## Records to use
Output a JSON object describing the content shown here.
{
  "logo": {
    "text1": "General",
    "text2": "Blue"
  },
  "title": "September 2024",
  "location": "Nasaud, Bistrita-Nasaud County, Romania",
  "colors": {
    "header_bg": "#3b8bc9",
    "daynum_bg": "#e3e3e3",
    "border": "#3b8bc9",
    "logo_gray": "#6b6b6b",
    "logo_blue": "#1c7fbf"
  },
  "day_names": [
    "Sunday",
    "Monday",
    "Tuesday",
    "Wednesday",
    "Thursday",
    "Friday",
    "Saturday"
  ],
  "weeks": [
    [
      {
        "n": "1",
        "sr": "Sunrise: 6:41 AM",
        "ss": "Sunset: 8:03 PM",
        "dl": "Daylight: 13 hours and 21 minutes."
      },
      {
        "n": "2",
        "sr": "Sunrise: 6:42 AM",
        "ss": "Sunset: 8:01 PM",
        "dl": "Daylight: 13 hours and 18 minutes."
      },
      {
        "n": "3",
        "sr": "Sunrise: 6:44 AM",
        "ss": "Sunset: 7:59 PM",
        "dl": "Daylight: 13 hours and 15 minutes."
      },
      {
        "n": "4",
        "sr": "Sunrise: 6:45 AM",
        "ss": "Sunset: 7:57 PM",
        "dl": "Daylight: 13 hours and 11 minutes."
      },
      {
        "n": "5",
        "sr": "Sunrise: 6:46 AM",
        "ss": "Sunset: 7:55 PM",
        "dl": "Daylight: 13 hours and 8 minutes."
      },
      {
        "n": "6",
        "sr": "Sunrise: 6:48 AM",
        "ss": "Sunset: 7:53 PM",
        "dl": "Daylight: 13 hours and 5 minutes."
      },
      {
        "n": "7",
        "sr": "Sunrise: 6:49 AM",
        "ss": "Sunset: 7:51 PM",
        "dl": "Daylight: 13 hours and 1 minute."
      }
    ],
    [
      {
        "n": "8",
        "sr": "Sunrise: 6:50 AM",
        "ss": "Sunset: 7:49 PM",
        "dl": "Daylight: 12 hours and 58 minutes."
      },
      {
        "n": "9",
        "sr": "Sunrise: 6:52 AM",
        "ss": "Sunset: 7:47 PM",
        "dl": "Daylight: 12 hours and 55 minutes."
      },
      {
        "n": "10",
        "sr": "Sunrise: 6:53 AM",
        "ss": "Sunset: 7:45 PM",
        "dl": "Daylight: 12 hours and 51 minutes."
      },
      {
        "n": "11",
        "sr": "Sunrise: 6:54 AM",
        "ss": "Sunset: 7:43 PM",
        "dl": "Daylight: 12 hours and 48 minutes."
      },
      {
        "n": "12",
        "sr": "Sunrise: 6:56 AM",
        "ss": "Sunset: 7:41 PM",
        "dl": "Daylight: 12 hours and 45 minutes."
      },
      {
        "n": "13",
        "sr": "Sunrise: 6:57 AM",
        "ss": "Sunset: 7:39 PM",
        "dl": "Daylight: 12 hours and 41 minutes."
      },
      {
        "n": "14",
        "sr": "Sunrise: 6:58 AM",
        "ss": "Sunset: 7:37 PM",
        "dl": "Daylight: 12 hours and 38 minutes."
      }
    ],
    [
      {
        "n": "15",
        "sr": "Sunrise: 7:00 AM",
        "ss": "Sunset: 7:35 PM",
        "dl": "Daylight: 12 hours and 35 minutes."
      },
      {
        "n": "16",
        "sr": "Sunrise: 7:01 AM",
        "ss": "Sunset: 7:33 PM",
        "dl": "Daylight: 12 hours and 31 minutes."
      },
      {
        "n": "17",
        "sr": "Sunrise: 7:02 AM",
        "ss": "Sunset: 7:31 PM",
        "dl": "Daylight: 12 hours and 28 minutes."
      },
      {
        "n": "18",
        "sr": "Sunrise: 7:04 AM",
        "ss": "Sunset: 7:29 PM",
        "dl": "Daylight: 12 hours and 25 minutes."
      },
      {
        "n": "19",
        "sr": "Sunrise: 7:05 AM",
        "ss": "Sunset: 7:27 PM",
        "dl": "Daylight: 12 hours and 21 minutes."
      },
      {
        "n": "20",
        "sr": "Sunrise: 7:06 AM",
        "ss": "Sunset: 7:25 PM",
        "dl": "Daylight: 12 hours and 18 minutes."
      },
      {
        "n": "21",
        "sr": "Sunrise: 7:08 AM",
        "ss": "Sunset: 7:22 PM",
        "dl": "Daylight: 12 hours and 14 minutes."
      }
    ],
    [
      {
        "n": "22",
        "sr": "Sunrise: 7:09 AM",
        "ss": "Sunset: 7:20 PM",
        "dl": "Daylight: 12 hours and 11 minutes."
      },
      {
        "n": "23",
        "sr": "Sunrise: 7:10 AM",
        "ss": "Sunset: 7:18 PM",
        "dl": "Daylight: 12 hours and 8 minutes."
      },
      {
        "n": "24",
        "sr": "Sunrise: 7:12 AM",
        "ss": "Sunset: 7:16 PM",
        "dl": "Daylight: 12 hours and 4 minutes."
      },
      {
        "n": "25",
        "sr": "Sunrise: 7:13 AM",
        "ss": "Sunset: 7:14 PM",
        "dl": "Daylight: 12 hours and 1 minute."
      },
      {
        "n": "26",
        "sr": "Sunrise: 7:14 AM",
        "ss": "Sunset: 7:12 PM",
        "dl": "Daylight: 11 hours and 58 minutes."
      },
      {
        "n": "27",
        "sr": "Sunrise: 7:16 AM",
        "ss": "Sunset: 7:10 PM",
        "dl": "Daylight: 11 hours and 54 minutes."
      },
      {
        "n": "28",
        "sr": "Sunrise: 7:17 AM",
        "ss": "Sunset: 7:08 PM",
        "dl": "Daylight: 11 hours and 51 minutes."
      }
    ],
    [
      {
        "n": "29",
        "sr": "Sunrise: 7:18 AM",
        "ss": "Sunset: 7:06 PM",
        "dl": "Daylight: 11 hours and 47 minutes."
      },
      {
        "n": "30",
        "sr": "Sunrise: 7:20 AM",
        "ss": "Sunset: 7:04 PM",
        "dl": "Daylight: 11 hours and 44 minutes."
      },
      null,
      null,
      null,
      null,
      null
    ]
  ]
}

## What the task asks
Repeat every line of the material exactly as given.

## Solution to this problem
Output a JSON object describing the content shown here.
{
  "logo": {
    "text1": "General",
    "text2": "Blue"
  },
  "title": "September 2024",
  "location": "Nasaud, Bistrita-Nasaud County, Romania",
  "colors": {
    "header_bg": "#3b8bc9",
    "daynum_bg": "#e3e3e3",
    "border": "#3b8bc9",
    "logo_gray": "#6b6b6b",
    "logo_blue": "#1c7fbf"
  },
  "day_names": [
    "Sunday",
    "Monday",
    "Tuesday",
    "Wednesday",
    "Thursday",
    "Friday",
    "Saturday"
  ],
  "weeks": [
    [
      {
        "n": "1",
        "sr": "Sunrise: 6:41 AM",
        "ss": "Sunset: 8:03 PM",
        "dl": "Daylight: 13 hours and 21 minutes."
      },
      {
        "n": "2",
        "sr": "Sunrise: 6:42 AM",
        "ss": "Sunset: 8:01 PM",
        "dl": "Daylight: 13 hours and 18 minutes."
      },
      {
        "n": "3",
        "sr": "Sunrise: 6:44 AM",
        "ss": "Sunset: 7:59 PM",
        "dl": "Daylight: 13 hours and 15 minutes."
      },
      {
        "n": "4",
        "sr": "Sunrise: 6:45 AM",
        "ss": "Sunset: 7:57 PM",
        "dl": "Daylight: 13 hours and 11 minutes."
      },
      {
        "n": "5",
        "sr": "Sunrise: 6:46 AM",
        "ss": "Sunset: 7:55 PM",
        "dl": "Daylight: 13 hours and 8 minutes."
      },
      {
        "n": "6",
        "sr": "Sunrise: 6:48 AM",
        "ss": "Sunset: 7:53 PM",
        "dl": "Daylight: 13 hours and 5 minutes."
      },
      {
        "n": "7",
        "sr": "Sunrise: 6:49 AM",
        "ss": "Sunset: 7:51 PM",
        "dl": "Daylight: 13 hours and 1 minute."
      }
    ],
    [
      {
        "n": "8",
        "sr": "Sunrise: 6:50 AM",
        "ss": "Sunset: 7:49 PM",
        "dl": "Daylight: 12 hours and 58 minutes."
      },
      {
        "n": "9",
        "sr": "Sunrise: 6:52 AM",
        "ss": "Sunset: 7:47 PM",
        "dl": "Daylight: 12 hours and 55 minutes."
      },
      {
        "n": "10",
        "sr": "Sunrise: 6:53 AM",
        "ss": "Sunset: 7:45 PM",
        "dl": "Daylight: 12 hours and 51 minutes."
      },
      {
        "n": "11",
        "sr": "Sunrise: 6:54 AM",
        "ss": "Sunset: 7:43 PM",
        "dl": "Daylight: 12 hours and 48 minutes."
      },
      {
        "n": "12",
        "sr": "Sunrise: 6:56 AM",
        "ss": "Sunset: 7:41 PM",
        "dl": "Daylight: 12 hours and 45 minutes."
      },
      {
        "n": "13",
        "sr": "Sunrise: 6:57 AM",
        "ss": "Sunset: 7:39 PM",
        "dl": "Daylight: 12 hours and 41 minutes."
      },
      {
        "n": "14",
        "sr": "Sunrise: 6:58 AM",
        "ss": "Sunset: 7:37 PM",
        "dl": "Daylight: 12 hours and 38 minutes."
      }
    ],
    [
      {
        "n": "15",
        "sr": "Sunrise: 7:00 AM",
        "ss": "Sunset: 7:35 PM",
        "dl": "Daylight: 12 hours and 35 minutes."
      },
      {
        "n": "16",
        "sr": "Sunrise: 7:01 AM",
        "ss": "Sunset: 7:33 PM",
        "dl": "Daylight: 12 hours and 31 minutes."
      },
      {
        "n": "17",
        "sr": "Sunrise: 7:02 AM",
        "ss": "Sunset: 7:31 PM",
        "dl": "Daylight: 12 hours and 28 minutes."
      },
      {
        "n": "18",
        "sr": "Sunrise: 7:04 AM",
        "ss": "Sunset: 7:29 PM",
        "dl": "Daylight: 12 hours and 25 minutes."
      },
      {
        "n": "19",
        "sr": "Sunrise: 7:05 AM",
        "ss": "Sunset: 7:27 PM",
        "dl": "Daylight: 12 hours and 21 minutes."
      },
      {
        "n": "20",
        "sr": "Sunrise: 7:06 AM",
        "ss": "Sunset: 7:25 PM",
        "dl": "Daylight: 12 hours and 18 minutes."
      },
      {
        "n": "21",
        "sr": "Sunrise: 7:08 AM",
        "ss": "Sunset: 7:22 PM",
        "dl": "Daylight: 12 hours and 14 minutes."
      }
    ],
    [
      {
        "n": "22",
        "sr": "Sunrise: 7:09 AM",
        "ss": "Sunset: 7:20 PM",
        "dl": "Daylight: 12 hours and 11 minutes."
      },
      {
        "n": "23",
        "sr": "Sunrise: 7:10 AM",
        "ss": "Sunset: 7:18 PM",
        "dl": "Daylight: 12 hours and 8 minutes."
      },
      {
        "n": "24",
        "sr": "Sunrise: 7:12 AM",
        "ss": "Sunset: 7:16 PM",
        "dl": "Daylight: 12 hours and 4 minutes."
      },
      {
        "n": "25",
        "sr": "Sunrise: 7:13 AM",
        "ss": "Sunset: 7:14 PM",
        "dl": "Daylight: 12 hours and 1 minute."
      },
      {
        "n": "26",
        "sr": "Sunrise: 7:14 AM",
        "ss": "Sunset: 7:12 PM",
        "dl": "Daylight: 11 hours and 58 minutes."
      },
      {
        "n": "27",
        "sr": "Sunrise: 7:16 AM",
        "ss": "Sunset: 7:10 PM",
        "dl": "Daylight: 11 hours and 54 minutes."
      },
      {
        "n": "28",
        "sr": "Sunrise: 7:17 AM",
        "ss": "Sunset: 7:08 PM",
        "dl": "Daylight: 11 hours and 51 minutes."
      }
    ],
    [
      {
        "n": "29",
        "sr": "Sunrise: 7:18 AM",
        "ss": "Sunset: 7:06 PM",
        "dl": "Daylight: 11 hours and 47 minutes."
      },
      {
        "n": "30",
        "sr": "Sunrise: 7:20 AM",
        "ss": "Sunset: 7:04 PM",
        "dl": "Daylight: 11 hours and 44 minutes."
      },
      null,
      null,
      null,
      null,
      null
    ]
  ]
}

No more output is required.